◆ **Goal**: Work through the data line by line, gathering every line that has the word "with".

* Start *

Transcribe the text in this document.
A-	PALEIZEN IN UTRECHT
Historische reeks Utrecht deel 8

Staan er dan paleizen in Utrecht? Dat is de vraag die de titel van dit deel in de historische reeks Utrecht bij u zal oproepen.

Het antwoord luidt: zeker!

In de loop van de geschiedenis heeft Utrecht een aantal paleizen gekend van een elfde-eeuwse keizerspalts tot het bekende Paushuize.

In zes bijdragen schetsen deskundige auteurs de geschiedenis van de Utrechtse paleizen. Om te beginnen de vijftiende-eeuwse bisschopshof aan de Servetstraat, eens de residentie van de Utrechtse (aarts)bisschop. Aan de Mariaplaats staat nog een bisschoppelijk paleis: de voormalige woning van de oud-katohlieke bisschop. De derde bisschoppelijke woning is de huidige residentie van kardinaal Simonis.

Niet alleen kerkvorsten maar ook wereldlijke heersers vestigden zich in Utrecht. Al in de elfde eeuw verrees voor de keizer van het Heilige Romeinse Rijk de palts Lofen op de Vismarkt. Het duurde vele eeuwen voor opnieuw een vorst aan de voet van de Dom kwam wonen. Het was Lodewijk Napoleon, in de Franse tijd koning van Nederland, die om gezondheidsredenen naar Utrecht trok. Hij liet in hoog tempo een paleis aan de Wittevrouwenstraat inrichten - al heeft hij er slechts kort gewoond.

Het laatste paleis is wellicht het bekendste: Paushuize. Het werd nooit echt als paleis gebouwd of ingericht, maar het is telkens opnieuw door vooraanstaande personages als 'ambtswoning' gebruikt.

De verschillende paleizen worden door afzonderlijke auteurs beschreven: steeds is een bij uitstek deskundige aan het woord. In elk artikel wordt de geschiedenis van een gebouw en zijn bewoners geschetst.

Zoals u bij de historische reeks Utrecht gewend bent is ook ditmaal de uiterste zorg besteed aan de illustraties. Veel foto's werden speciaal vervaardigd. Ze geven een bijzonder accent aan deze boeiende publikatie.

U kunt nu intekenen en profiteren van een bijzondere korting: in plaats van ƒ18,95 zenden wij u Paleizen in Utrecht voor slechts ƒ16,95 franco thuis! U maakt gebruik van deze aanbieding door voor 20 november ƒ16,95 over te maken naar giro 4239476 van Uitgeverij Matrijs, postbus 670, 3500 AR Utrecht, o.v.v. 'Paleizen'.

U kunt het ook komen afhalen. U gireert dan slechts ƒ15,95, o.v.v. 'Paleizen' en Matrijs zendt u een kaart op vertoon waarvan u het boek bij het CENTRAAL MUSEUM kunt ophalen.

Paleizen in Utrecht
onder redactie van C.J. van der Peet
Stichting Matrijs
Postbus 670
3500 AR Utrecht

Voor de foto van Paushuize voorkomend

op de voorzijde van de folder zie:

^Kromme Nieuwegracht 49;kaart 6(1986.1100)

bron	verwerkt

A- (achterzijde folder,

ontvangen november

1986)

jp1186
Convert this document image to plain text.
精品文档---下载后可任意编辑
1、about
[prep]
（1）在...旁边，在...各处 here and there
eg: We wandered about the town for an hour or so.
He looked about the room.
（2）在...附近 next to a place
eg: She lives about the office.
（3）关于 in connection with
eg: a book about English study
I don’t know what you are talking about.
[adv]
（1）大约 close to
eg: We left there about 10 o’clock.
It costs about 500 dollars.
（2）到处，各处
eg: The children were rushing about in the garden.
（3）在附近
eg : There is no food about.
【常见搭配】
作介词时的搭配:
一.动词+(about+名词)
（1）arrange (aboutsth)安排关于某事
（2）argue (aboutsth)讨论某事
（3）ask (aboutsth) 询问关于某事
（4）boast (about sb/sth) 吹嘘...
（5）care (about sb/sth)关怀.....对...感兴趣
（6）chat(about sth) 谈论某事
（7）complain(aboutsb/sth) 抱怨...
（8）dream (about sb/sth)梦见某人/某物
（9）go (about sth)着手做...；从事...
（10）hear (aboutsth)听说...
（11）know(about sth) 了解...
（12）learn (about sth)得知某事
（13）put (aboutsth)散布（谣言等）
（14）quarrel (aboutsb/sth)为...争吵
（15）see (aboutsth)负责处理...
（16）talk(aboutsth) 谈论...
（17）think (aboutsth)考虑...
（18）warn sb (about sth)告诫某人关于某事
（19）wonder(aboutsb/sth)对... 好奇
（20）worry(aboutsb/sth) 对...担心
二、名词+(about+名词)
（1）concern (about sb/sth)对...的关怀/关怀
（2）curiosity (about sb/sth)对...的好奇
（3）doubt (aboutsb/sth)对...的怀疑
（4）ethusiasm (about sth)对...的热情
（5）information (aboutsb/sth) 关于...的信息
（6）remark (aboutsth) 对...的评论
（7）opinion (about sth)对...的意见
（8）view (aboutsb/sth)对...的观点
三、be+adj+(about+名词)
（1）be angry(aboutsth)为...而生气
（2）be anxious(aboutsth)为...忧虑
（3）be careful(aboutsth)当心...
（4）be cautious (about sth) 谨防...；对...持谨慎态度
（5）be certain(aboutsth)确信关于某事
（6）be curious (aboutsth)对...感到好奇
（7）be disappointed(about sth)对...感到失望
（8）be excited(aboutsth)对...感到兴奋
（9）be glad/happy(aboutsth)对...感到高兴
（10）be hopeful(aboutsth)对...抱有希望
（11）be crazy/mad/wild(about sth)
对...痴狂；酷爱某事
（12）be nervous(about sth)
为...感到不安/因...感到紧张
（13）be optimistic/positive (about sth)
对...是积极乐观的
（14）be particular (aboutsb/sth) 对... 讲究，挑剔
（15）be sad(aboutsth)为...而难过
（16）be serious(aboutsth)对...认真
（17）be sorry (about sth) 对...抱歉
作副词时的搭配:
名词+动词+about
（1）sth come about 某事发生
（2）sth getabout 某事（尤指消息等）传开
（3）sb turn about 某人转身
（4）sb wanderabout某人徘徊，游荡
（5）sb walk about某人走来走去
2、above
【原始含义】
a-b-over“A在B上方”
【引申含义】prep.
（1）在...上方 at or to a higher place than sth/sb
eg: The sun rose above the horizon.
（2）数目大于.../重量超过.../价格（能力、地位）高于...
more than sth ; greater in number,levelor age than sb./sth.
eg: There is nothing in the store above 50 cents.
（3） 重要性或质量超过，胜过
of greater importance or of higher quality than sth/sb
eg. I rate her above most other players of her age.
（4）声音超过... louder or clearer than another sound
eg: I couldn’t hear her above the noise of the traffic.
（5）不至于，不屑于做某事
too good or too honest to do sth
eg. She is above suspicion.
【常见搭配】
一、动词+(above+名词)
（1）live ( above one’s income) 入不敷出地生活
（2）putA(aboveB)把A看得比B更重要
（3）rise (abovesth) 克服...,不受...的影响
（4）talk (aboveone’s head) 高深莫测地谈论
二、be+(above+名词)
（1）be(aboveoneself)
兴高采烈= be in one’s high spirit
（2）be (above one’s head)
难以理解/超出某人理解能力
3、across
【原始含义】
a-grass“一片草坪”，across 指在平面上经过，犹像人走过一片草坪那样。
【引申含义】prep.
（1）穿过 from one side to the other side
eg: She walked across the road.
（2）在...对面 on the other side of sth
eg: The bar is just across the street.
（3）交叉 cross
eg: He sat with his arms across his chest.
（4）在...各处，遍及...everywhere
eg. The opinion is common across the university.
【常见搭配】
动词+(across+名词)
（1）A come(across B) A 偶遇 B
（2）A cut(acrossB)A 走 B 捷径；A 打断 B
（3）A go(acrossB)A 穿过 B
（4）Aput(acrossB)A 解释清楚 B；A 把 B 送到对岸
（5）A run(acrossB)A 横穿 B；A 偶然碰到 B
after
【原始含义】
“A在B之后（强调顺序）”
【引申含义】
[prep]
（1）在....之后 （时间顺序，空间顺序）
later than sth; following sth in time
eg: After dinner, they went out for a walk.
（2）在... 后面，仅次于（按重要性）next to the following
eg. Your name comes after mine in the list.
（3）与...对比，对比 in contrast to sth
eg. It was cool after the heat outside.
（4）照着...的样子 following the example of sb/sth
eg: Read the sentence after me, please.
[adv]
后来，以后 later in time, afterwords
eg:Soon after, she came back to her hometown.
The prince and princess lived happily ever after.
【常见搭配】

* End *

◆ **Solution below**:
（3）关于 in connection with
eg: He sat with his arms across his chest.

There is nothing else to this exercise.